Scan the entries below and extract each line with the word "рамках" in it.

• [Extracted entries]
****
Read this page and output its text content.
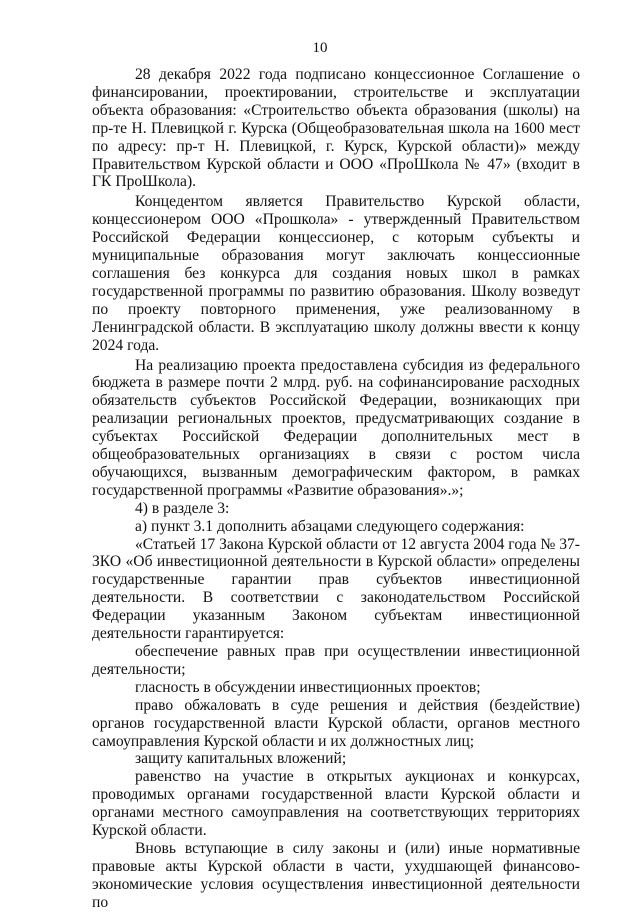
10

28 декабря 2022 года подписано концессионное Соглашение о финансировании, проектировании, строительстве и эксплуатации объекта образования: «Строительство объекта образования (школы) на пр-те Н. Плевицкой г. Курска (Общеобразовательная школа на 1600 мест по адресу: пр-т Н. Плевицкой, г. Курск, Курской области)» между Правительством Курской области и ООО «ПроШкола № 47» (входит в ГК ПроШкола).

Концедентом является Правительство Курской области, концессионером ООО «Прошкола» - утвержденный Правительством Российской Федерации концессионер, с которым субъекты и муниципальные образования могут заключать концессионные соглашения без конкурса для создания новых школ в рамках государственной программы по развитию образования. Школу возведут по проекту повторного применения, уже реализованному в Ленинградской области. В эксплуатацию школу должны ввести к концу 2024 года.

На реализацию проекта предоставлена субсидия из федерального бюджета в размере почти 2 млрд. руб. на софинансирование расходных обязательств субъектов Российской Федерации, возникающих при реализации региональных проектов, предусматривающих создание в субъектах Российской Федерации дополнительных мест в общеобразовательных организациях в связи с ростом числа обучающихся, вызванным демографическим фактором, в рамках государственной программы «Развитие образования».»;

4) в разделе 3:

а) пункт 3.1 дополнить абзацами следующего содержания:

«Статьей 17 Закона Курской области от 12 августа 2004 года № 37-ЗКО «Об инвестиционной деятельности в Курской области» определены государственные гарантии прав субъектов инвестиционной деятельности. В соответствии с законодательством Российской Федерации указанным Законом субъектам инвестиционной деятельности гарантируется:

обеспечение равных прав при осуществлении инвестиционной деятельности;

гласность в обсуждении инвестиционных проектов;

право обжаловать в суде решения и действия (бездействие) органов государственной власти Курской области, органов местного самоуправления Курской области и их должностных лиц;

защиту капитальных вложений;

равенство на участие в открытых аукционах и конкурсах, проводимых органами государственной власти Курской области и органами местного самоуправления на соответствующих территориях Курской области.

Вновь вступающие в силу законы и (или) иные нормативные правовые акты Курской области в части, ухудшающей финансово-экономические условия осуществления инвестиционной деятельности по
****
• [Result for this exercise]
Концедентом является Правительство Курской области, концессионером ООО «Прошкола» - утвержденный Правительством Российской Федерации концессионер, с которым субъекты и муниципальные образования могут заключать концессионные соглашения без конкурса для создания новых школ в рамках государственной программы по развитию образования. Школу возведут по проекту повторного применения, уже реализованному в Ленинградской области. В эксплуатацию школу должны ввести к концу 2024 года.
На реализацию проекта предоставлена субсидия из федерального бюджета в размере почти 2 млрд. руб. на софинансирование расходных обязательств субъектов Российской Федерации, возникающих при реализации региональных проектов, предусматривающих создание в субъектах Российской Федерации дополнительных мест в общеобразовательных организациях в связи с ростом числа обучающихся, вызванным демографическим фактором, в рамках государственной программы «Развитие образования».»;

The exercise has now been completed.